— Direction —
Set down the full listing exactly as given. Any pictures are to be left out.
::::::
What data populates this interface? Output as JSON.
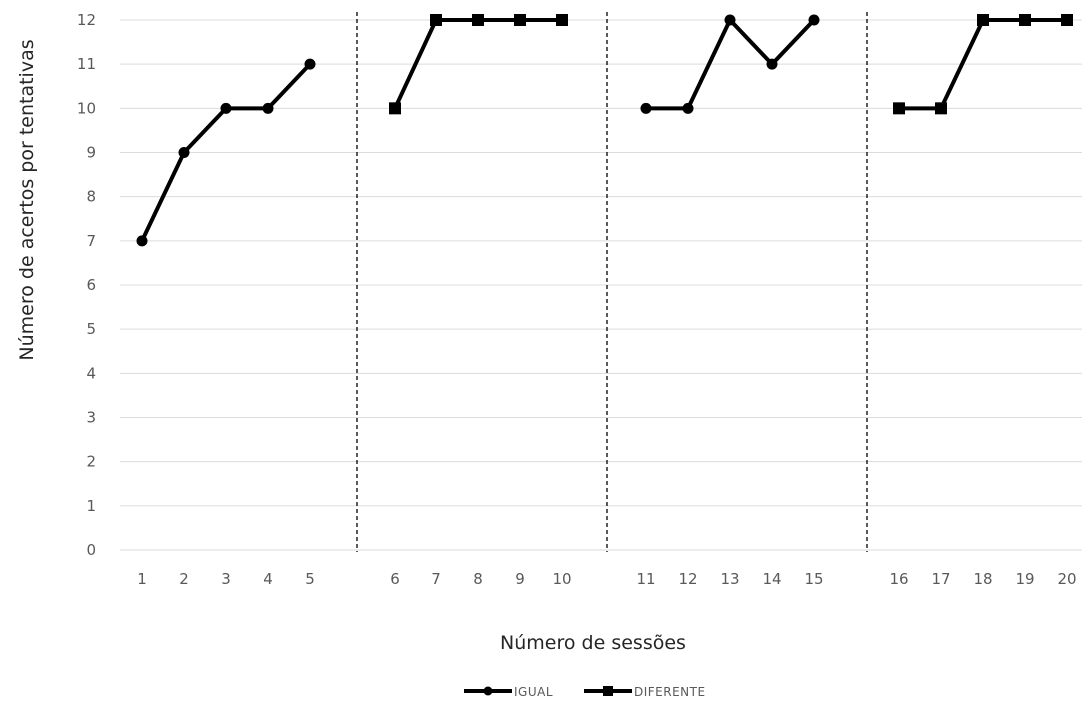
{
  "chart_data": {
    "type": "line",
    "xlabel": "Número de sessões",
    "ylabel": "Número de acertos por tentativas",
    "ylim": [
      0,
      12
    ],
    "yticks": [
      0,
      1,
      2,
      3,
      4,
      5,
      6,
      7,
      8,
      9,
      10,
      11,
      12
    ],
    "categories": [
      "1",
      "2",
      "3",
      "4",
      "5",
      "6",
      "7",
      "8",
      "9",
      "10",
      "11",
      "12",
      "13",
      "14",
      "15",
      "16",
      "17",
      "18",
      "19",
      "20"
    ],
    "phase_breaks_after": [
      "5",
      "10",
      "15"
    ],
    "grid": "horizontal",
    "legend_position": "bottom",
    "series": [
      {
        "name": "IGUAL",
        "marker": "circle",
        "color": "#000000",
        "segments": [
          {
            "x": [
              "1",
              "2",
              "3",
              "4",
              "5"
            ],
            "y": [
              7,
              9,
              10,
              10,
              11
            ]
          },
          {
            "x": [
              "11",
              "12",
              "13",
              "14",
              "15"
            ],
            "y": [
              10,
              10,
              12,
              11,
              12
            ]
          }
        ]
      },
      {
        "name": "DIFERENTE",
        "marker": "square",
        "color": "#000000",
        "segments": [
          {
            "x": [
              "6",
              "7",
              "8",
              "9",
              "10"
            ],
            "y": [
              10,
              12,
              12,
              12,
              12
            ]
          },
          {
            "x": [
              "16",
              "17",
              "18",
              "19",
              "20"
            ],
            "y": [
              10,
              10,
              12,
              12,
              12
            ]
          }
        ]
      }
    ]
  }
}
::::::
— Complete output —
What data populates this interface? Output as JSON.
{
  "chart_data": {
    "type": "line",
    "xlabel": "Número de sessões",
    "ylabel": "Número de acertos por tentativas",
    "ylim": [
      0,
      12
    ],
    "yticks": [
      0,
      1,
      2,
      3,
      4,
      5,
      6,
      7,
      8,
      9,
      10,
      11,
      12
    ],
    "categories": [
      "1",
      "2",
      "3",
      "4",
      "5",
      "6",
      "7",
      "8",
      "9",
      "10",
      "11",
      "12",
      "13",
      "14",
      "15",
      "16",
      "17",
      "18",
      "19",
      "20"
    ],
    "phase_breaks_after": [
      "5",
      "10",
      "15"
    ],
    "grid": "horizontal",
    "legend_position": "bottom",
    "series": [
      {
        "name": "IGUAL",
        "marker": "circle",
        "color": "#000000",
        "segments": [
          {
            "x": [
              "1",
              "2",
              "3",
              "4",
              "5"
            ],
            "y": [
              7,
              9,
              10,
              10,
              11
            ]
          },
          {
            "x": [
              "11",
              "12",
              "13",
              "14",
              "15"
            ],
            "y": [
              10,
              10,
              12,
              11,
              12
            ]
          }
        ]
      },
      {
        "name": "DIFERENTE",
        "marker": "square",
        "color": "#000000",
        "segments": [
          {
            "x": [
              "6",
              "7",
              "8",
              "9",
              "10"
            ],
            "y": [
              10,
              12,
              12,
              12,
              12
            ]
          },
          {
            "x": [
              "16",
              "17",
              "18",
              "19",
              "20"
            ],
            "y": [
              10,
              10,
              12,
              12,
              12
            ]
          }
        ]
      }
    ]
  }
}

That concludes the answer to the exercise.